# WHAT YOU WILL DO
Go over the listing below line by line and tally those containing "الله". Give only the tally.

Data entries
---*---
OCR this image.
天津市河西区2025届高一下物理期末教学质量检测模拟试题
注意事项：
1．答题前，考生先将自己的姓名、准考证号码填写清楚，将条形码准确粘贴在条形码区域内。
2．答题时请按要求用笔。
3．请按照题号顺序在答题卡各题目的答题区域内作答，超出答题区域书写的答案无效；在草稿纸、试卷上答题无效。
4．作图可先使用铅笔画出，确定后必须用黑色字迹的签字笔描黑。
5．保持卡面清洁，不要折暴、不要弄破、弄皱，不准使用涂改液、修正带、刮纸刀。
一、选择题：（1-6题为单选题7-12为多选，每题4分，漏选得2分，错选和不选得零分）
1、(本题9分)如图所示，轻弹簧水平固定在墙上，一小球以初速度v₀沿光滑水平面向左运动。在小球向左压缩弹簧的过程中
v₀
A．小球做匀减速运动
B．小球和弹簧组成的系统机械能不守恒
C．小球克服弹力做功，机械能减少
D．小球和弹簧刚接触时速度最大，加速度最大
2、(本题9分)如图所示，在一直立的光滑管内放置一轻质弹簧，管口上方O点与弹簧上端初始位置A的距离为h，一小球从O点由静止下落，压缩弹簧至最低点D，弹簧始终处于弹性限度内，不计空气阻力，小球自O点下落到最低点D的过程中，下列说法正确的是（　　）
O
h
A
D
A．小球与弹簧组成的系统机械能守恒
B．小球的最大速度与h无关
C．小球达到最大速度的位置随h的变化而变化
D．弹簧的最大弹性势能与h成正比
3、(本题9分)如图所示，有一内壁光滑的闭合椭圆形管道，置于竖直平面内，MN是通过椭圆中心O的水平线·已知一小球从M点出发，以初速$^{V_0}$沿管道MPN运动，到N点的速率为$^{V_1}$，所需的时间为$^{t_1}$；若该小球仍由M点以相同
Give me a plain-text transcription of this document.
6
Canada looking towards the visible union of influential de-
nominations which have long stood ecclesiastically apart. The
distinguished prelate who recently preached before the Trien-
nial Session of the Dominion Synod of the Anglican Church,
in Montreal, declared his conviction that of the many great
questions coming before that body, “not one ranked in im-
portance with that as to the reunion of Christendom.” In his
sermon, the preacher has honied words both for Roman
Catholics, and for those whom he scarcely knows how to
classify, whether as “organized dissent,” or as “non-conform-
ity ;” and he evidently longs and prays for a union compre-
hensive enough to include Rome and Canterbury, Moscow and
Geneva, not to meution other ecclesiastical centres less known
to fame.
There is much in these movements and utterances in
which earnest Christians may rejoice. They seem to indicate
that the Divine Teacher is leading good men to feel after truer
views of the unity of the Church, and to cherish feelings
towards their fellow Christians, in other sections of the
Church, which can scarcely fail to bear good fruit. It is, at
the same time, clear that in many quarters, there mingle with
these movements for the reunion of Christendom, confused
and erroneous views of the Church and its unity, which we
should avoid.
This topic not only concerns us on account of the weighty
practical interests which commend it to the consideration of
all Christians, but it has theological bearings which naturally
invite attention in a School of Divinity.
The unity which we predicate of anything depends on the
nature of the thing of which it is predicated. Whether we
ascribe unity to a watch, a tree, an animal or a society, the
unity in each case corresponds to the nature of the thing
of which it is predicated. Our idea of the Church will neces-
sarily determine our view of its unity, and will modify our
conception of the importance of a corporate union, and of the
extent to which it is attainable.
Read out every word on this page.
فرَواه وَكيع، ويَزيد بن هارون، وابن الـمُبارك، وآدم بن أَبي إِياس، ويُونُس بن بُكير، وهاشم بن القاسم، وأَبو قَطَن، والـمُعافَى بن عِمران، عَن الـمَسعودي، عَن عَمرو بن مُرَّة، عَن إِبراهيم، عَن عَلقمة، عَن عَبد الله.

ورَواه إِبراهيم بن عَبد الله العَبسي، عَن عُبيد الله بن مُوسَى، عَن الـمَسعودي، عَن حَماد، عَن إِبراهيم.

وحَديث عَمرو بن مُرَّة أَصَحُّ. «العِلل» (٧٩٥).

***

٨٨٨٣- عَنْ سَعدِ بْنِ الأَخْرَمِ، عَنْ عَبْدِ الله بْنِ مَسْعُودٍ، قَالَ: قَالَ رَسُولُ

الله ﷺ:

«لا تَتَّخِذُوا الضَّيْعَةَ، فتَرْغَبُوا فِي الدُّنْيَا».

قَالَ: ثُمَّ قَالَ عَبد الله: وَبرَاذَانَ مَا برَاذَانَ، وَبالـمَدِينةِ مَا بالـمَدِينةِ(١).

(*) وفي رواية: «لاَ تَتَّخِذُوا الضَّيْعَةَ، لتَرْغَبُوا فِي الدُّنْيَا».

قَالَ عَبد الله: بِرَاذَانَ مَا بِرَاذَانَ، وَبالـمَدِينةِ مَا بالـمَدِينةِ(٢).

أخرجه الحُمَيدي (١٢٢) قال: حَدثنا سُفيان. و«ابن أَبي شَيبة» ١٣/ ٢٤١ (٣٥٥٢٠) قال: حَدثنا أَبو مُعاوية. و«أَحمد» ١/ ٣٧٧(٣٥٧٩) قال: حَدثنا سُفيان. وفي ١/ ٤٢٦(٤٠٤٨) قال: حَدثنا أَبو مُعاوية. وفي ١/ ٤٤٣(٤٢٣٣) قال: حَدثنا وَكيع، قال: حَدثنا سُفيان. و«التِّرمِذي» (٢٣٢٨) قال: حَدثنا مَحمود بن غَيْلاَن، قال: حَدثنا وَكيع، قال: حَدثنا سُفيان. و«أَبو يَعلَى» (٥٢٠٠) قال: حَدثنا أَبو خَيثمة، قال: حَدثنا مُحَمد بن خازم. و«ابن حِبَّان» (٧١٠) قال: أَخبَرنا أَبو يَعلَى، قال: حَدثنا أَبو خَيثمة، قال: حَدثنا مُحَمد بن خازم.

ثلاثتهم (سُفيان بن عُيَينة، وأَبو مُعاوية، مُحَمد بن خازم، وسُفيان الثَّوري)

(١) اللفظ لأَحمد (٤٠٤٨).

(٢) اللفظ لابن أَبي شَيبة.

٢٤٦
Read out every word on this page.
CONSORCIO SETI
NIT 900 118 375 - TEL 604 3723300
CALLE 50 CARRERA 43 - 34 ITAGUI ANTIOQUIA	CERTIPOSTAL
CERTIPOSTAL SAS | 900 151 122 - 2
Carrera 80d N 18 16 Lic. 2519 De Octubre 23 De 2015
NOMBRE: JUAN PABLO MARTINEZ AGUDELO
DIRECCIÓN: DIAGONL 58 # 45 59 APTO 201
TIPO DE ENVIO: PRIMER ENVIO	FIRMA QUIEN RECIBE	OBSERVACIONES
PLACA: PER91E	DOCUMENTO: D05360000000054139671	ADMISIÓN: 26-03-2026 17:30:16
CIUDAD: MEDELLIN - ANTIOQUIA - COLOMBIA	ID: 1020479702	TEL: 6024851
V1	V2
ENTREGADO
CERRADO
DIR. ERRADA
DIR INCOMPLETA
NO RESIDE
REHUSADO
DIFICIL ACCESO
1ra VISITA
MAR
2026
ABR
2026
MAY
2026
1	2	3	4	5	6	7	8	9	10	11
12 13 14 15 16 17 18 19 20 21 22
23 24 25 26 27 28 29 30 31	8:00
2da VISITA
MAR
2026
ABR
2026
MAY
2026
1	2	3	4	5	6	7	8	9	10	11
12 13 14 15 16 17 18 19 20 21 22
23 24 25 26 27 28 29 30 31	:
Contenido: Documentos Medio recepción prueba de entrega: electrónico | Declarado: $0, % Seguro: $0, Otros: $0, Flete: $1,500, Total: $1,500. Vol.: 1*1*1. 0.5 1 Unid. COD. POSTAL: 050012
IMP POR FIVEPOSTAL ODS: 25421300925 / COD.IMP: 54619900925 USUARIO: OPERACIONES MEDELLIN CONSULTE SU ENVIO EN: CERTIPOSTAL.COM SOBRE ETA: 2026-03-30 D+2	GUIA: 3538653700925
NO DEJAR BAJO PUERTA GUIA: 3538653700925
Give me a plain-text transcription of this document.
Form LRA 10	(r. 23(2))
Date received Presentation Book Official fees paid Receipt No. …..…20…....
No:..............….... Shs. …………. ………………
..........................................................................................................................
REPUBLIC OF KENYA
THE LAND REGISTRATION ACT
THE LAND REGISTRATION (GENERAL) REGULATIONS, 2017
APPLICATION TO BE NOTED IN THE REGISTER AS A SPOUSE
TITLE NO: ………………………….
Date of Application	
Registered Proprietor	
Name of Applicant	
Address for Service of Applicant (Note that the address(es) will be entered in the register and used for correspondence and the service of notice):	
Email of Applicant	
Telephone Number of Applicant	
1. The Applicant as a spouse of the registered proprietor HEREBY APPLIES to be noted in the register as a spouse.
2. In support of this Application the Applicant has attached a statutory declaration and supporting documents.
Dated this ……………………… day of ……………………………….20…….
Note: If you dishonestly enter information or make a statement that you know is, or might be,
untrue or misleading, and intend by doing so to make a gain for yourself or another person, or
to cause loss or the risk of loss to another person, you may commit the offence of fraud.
---*---
# PROBLEM SOLUTION
6